**TASK STATEMENT:** The answer should be a single number: how many lines of the entries below hold the word "size".

**RECORDS FOR PROCESSING:**
○ ○ ○

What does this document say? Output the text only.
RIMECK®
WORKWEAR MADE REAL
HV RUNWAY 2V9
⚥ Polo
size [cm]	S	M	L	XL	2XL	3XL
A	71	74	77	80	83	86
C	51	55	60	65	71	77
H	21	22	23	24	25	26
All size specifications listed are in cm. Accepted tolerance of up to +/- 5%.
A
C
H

○ ○ ○

**WRITTEN ANSWER:** 2